===== Records for this exercise =====

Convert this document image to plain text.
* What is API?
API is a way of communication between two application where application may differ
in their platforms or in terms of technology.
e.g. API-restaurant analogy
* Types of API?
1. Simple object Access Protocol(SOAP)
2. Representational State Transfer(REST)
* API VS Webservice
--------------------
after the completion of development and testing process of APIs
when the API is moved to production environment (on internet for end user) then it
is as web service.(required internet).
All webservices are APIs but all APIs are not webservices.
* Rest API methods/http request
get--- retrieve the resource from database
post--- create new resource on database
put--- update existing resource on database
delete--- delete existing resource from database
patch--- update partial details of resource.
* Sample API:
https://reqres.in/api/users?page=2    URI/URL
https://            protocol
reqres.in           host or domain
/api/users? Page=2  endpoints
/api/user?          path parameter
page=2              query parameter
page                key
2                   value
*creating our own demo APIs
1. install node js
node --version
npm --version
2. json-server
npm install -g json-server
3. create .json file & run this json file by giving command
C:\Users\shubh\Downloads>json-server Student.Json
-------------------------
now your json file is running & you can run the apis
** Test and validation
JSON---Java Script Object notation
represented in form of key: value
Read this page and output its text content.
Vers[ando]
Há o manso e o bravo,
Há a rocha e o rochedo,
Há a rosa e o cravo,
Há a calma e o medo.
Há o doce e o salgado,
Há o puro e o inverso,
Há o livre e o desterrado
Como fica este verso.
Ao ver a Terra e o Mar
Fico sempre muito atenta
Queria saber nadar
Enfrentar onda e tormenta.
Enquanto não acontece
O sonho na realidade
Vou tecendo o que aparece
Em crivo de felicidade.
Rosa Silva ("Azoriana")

=====

What the task requires = Reproduce each line verbatim.

Output for this task =
Convert this document image to plain text.
* What is API?
API is a way of communication between two application where application may differ
in their platforms or in terms of technology.
e.g. API-restaurant analogy
* Types of API?
1. Simple object Access Protocol(SOAP)
2. Representational State Transfer(REST)
* API VS Webservice
--------------------
after the completion of development and testing process of APIs
when the API is moved to production environment (on internet for end user) then it
is as web service.(required internet).
All webservices are APIs but all APIs are not webservices.
* Rest API methods/http request
get--- retrieve the resource from database
post--- create new resource on database
put--- update existing resource on database
delete--- delete existing resource from database
patch--- update partial details of resource.
* Sample API:
https://reqres.in/api/users?page=2    URI/URL
https://            protocol
reqres.in           host or domain
/api/users? Page=2  endpoints
/api/user?          path parameter
page=2              query parameter
page                key
2                   value
*creating our own demo APIs
1. install node js
node --version
npm --version
2. json-server
npm install -g json-server
3. create .json file & run this json file by giving command
C:\Users\shubh\Downloads>json-server Student.Json
-------------------------
now your json file is running & you can run the apis
** Test and validation
JSON---Java Script Object notation
represented in form of key: value
Read this page and output its text content.
Vers[ando]
Há o manso e o bravo,
Há a rocha e o rochedo,
Há a rosa e o cravo,
Há a calma e o medo.
Há o doce e o salgado,
Há o puro e o inverso,
Há o livre e o desterrado
Como fica este verso.
Ao ver a Terra e o Mar
Fico sempre muito atenta
Queria saber nadar
Enfrentar onda e tormenta.
Enquanto não acontece
O sonho na realidade
Vou tecendo o que aparece
Em crivo de felicidade.
Rosa Silva ("Azoriana")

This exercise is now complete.